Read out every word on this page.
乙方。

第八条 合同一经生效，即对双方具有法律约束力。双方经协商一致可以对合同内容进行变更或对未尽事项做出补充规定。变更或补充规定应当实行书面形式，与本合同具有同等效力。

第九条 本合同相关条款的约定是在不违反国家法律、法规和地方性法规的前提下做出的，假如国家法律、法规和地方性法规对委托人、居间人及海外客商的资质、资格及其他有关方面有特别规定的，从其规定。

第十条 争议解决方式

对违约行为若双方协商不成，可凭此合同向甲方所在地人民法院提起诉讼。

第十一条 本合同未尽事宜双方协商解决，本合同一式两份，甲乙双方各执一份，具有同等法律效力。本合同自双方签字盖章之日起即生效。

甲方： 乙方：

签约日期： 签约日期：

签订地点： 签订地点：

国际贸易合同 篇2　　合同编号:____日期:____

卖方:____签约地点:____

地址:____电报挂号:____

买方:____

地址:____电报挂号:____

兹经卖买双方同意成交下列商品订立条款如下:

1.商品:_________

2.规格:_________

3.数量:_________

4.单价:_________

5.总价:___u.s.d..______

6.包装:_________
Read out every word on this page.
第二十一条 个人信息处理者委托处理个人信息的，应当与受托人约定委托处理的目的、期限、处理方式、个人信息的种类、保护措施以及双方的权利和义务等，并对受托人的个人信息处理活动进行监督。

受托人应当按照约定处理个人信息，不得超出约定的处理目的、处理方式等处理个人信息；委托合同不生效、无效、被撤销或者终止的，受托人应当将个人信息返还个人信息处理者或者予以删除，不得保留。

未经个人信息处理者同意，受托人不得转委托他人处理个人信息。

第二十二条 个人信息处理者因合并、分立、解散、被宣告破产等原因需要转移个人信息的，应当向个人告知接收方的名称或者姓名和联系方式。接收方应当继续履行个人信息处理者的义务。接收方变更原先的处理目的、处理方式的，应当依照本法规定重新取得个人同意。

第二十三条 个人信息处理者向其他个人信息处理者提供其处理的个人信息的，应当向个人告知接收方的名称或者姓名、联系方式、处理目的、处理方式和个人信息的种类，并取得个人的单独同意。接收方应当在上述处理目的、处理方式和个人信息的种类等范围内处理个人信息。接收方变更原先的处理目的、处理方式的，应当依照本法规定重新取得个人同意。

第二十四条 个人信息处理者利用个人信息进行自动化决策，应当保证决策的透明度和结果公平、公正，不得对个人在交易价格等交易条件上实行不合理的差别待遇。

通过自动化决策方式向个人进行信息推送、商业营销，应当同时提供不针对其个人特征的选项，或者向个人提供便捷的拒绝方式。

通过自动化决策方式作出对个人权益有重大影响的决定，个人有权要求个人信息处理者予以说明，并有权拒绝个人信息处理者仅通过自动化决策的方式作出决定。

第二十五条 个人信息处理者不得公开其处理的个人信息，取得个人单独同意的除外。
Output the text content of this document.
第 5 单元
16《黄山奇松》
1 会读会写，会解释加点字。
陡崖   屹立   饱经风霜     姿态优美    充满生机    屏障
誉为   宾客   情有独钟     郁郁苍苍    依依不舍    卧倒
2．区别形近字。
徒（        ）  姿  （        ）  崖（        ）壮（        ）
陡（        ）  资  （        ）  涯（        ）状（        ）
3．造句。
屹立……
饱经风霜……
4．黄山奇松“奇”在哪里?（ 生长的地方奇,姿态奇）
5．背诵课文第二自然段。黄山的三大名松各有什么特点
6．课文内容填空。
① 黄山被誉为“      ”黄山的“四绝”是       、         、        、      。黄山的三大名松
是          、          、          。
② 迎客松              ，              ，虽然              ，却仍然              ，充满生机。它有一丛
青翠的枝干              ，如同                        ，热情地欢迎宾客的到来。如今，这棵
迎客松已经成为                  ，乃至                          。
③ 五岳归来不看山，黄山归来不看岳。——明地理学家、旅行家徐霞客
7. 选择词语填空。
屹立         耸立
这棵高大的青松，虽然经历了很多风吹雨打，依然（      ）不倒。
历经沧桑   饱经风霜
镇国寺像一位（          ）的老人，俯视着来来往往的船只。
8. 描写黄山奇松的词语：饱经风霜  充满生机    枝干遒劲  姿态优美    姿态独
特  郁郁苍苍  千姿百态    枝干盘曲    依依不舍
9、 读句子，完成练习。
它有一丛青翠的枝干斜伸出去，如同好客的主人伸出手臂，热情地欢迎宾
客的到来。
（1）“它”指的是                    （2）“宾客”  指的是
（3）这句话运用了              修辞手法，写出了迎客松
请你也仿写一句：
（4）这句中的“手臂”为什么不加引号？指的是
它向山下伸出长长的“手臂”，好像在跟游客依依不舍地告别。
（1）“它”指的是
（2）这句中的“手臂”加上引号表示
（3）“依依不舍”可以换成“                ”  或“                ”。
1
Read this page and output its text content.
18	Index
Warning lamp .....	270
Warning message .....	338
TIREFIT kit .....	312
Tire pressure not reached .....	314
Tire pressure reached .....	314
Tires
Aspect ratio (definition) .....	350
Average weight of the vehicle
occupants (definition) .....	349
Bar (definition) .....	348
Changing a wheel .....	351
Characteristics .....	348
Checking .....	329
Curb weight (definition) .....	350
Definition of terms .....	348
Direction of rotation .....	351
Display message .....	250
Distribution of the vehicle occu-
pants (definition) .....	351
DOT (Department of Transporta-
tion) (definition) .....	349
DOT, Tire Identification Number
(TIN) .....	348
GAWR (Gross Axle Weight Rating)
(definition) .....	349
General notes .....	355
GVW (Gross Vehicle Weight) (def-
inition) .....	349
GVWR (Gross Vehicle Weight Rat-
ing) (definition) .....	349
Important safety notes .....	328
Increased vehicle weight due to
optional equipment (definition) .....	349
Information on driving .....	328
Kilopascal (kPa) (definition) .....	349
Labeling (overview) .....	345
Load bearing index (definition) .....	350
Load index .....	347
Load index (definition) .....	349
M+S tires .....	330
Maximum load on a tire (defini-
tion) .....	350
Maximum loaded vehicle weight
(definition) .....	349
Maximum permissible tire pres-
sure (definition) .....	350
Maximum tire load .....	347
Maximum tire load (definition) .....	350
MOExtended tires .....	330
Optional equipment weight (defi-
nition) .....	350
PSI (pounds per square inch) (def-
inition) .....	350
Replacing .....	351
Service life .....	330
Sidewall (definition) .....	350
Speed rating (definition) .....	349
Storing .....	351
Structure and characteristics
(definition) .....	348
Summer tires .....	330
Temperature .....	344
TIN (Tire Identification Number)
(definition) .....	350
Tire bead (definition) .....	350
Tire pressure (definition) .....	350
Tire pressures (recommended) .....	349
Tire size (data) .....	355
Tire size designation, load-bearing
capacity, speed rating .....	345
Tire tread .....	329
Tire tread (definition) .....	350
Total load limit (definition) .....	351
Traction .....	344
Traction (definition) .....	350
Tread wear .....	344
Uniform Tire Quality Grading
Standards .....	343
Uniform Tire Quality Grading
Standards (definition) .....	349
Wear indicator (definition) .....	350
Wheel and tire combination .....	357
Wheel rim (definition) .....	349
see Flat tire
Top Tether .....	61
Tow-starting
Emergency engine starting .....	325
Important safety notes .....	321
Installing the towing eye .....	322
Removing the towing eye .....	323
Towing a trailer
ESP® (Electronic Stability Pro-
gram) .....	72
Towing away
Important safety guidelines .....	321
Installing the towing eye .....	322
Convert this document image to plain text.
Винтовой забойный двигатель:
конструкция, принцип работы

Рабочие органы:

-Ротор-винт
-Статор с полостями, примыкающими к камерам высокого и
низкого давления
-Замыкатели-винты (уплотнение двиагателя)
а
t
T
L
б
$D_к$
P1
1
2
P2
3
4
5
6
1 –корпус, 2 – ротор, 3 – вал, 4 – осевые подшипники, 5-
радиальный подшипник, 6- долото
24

Your objective: Provide all the records again, word for word.

Solution:
Read out every word on this page.
乙方。

第八条 合同一经生效，即对双方具有法律约束力。双方经协商一致可以对合同内容进行变更或对未尽事项做出补充规定。变更或补充规定应当实行书面形式，与本合同具有同等效力。

第九条 本合同相关条款的约定是在不违反国家法律、法规和地方性法规的前提下做出的，假如国家法律、法规和地方性法规对委托人、居间人及海外客商的资质、资格及其他有关方面有特别规定的，从其规定。

第十条 争议解决方式

对违约行为若双方协商不成，可凭此合同向甲方所在地人民法院提起诉讼。

第十一条 本合同未尽事宜双方协商解决，本合同一式两份，甲乙双方各执一份，具有同等法律效力。本合同自双方签字盖章之日起即生效。

甲方： 乙方：

签约日期： 签约日期：

签订地点： 签订地点：

国际贸易合同 篇2　　合同编号:____日期:____

卖方:____签约地点:____

地址:____电报挂号:____

买方:____

地址:____电报挂号:____

兹经卖买双方同意成交下列商品订立条款如下:

1.商品:_________

2.规格:_________

3.数量:_________

4.单价:_________

5.总价:___u.s.d..______

6.包装:_________
Read out every word on this page.
第二十一条 个人信息处理者委托处理个人信息的，应当与受托人约定委托处理的目的、期限、处理方式、个人信息的种类、保护措施以及双方的权利和义务等，并对受托人的个人信息处理活动进行监督。

受托人应当按照约定处理个人信息，不得超出约定的处理目的、处理方式等处理个人信息；委托合同不生效、无效、被撤销或者终止的，受托人应当将个人信息返还个人信息处理者或者予以删除，不得保留。

未经个人信息处理者同意，受托人不得转委托他人处理个人信息。

第二十二条 个人信息处理者因合并、分立、解散、被宣告破产等原因需要转移个人信息的，应当向个人告知接收方的名称或者姓名和联系方式。接收方应当继续履行个人信息处理者的义务。接收方变更原先的处理目的、处理方式的，应当依照本法规定重新取得个人同意。

第二十三条 个人信息处理者向其他个人信息处理者提供其处理的个人信息的，应当向个人告知接收方的名称或者姓名、联系方式、处理目的、处理方式和个人信息的种类，并取得个人的单独同意。接收方应当在上述处理目的、处理方式和个人信息的种类等范围内处理个人信息。接收方变更原先的处理目的、处理方式的，应当依照本法规定重新取得个人同意。

第二十四条 个人信息处理者利用个人信息进行自动化决策，应当保证决策的透明度和结果公平、公正，不得对个人在交易价格等交易条件上实行不合理的差别待遇。

通过自动化决策方式向个人进行信息推送、商业营销，应当同时提供不针对其个人特征的选项，或者向个人提供便捷的拒绝方式。

通过自动化决策方式作出对个人权益有重大影响的决定，个人有权要求个人信息处理者予以说明，并有权拒绝个人信息处理者仅通过自动化决策的方式作出决定。

第二十五条 个人信息处理者不得公开其处理的个人信息，取得个人单独同意的除外。
Output the text content of this document.
第 5 单元
16《黄山奇松》
1 会读会写，会解释加点字。
陡崖   屹立   饱经风霜     姿态优美    充满生机    屏障
誉为   宾客   情有独钟     郁郁苍苍    依依不舍    卧倒
2．区别形近字。
徒（        ）  姿  （        ）  崖（        ）壮（        ）
陡（        ）  资  （        ）  涯（        ）状（        ）
3．造句。
屹立……
饱经风霜……
4．黄山奇松“奇”在哪里?（ 生长的地方奇,姿态奇）
5．背诵课文第二自然段。黄山的三大名松各有什么特点
6．课文内容填空。
① 黄山被誉为“      ”黄山的“四绝”是       、         、        、      。黄山的三大名松
是          、          、          。
② 迎客松              ，              ，虽然              ，却仍然              ，充满生机。它有一丛
青翠的枝干              ，如同                        ，热情地欢迎宾客的到来。如今，这棵
迎客松已经成为                  ，乃至                          。
③ 五岳归来不看山，黄山归来不看岳。——明地理学家、旅行家徐霞客
7. 选择词语填空。
屹立         耸立
这棵高大的青松，虽然经历了很多风吹雨打，依然（      ）不倒。
历经沧桑   饱经风霜
镇国寺像一位（          ）的老人，俯视着来来往往的船只。
8. 描写黄山奇松的词语：饱经风霜  充满生机    枝干遒劲  姿态优美    姿态独
特  郁郁苍苍  千姿百态    枝干盘曲    依依不舍
9、 读句子，完成练习。
它有一丛青翠的枝干斜伸出去，如同好客的主人伸出手臂，热情地欢迎宾
客的到来。
（1）“它”指的是                    （2）“宾客”  指的是
（3）这句话运用了              修辞手法，写出了迎客松
请你也仿写一句：
（4）这句中的“手臂”为什么不加引号？指的是
它向山下伸出长长的“手臂”，好像在跟游客依依不舍地告别。
（1）“它”指的是
（2）这句中的“手臂”加上引号表示
（3）“依依不舍”可以换成“                ”  或“                ”。
1
Read this page and output its text content.
18	Index
Warning lamp .....	270
Warning message .....	338
TIREFIT kit .....	312
Tire pressure not reached .....	314
Tire pressure reached .....	314
Tires
Aspect ratio (definition) .....	350
Average weight of the vehicle
occupants (definition) .....	349
Bar (definition) .....	348
Changing a wheel .....	351
Characteristics .....	348
Checking .....	329
Curb weight (definition) .....	350
Definition of terms .....	348
Direction of rotation .....	351
Display message .....	250
Distribution of the vehicle occu-
pants (definition) .....	351
DOT (Department of Transporta-
tion) (definition) .....	349
DOT, Tire Identification Number
(TIN) .....	348
GAWR (Gross Axle Weight Rating)
(definition) .....	349
General notes .....	355
GVW (Gross Vehicle Weight) (def-
inition) .....	349
GVWR (Gross Vehicle Weight Rat-
ing) (definition) .....	349
Important safety notes .....	328
Increased vehicle weight due to
optional equipment (definition) .....	349
Information on driving .....	328
Kilopascal (kPa) (definition) .....	349
Labeling (overview) .....	345
Load bearing index (definition) .....	350
Load index .....	347
Load index (definition) .....	349
M+S tires .....	330
Maximum load on a tire (defini-
tion) .....	350
Maximum loaded vehicle weight
(definition) .....	349
Maximum permissible tire pres-
sure (definition) .....	350
Maximum tire load .....	347
Maximum tire load (definition) .....	350
MOExtended tires .....	330
Optional equipment weight (defi-
nition) .....	350
PSI (pounds per square inch) (def-
inition) .....	350
Replacing .....	351
Service life .....	330
Sidewall (definition) .....	350
Speed rating (definition) .....	349
Storing .....	351
Structure and characteristics
(definition) .....	348
Summer tires .....	330
Temperature .....	344
TIN (Tire Identification Number)
(definition) .....	350
Tire bead (definition) .....	350
Tire pressure (definition) .....	350
Tire pressures (recommended) .....	349
Tire size (data) .....	355
Tire size designation, load-bearing
capacity, speed rating .....	345
Tire tread .....	329
Tire tread (definition) .....	350
Total load limit (definition) .....	351
Traction .....	344
Traction (definition) .....	350
Tread wear .....	344
Uniform Tire Quality Grading
Standards .....	343
Uniform Tire Quality Grading
Standards (definition) .....	349
Wear indicator (definition) .....	350
Wheel and tire combination .....	357
Wheel rim (definition) .....	349
see Flat tire
Top Tether .....	61
Tow-starting
Emergency engine starting .....	325
Important safety notes .....	321
Installing the towing eye .....	322
Removing the towing eye .....	323
Towing a trailer
ESP® (Electronic Stability Pro-
gram) .....	72
Towing away
Important safety guidelines .....	321
Installing the towing eye .....	322
Convert this document image to plain text.
Винтовой забойный двигатель:
конструкция, принцип работы

Рабочие органы:

-Ротор-винт
-Статор с полостями, примыкающими к камерам высокого и
низкого давления
-Замыкатели-винты (уплотнение двиагателя)
а
t
T
L
б
$D_к$
P1
1
2
P2
3
4
5
6
1 –корпус, 2 – ротор, 3 – вал, 4 – осевые подшипники, 5-
радиальный подшипник, 6- долото
24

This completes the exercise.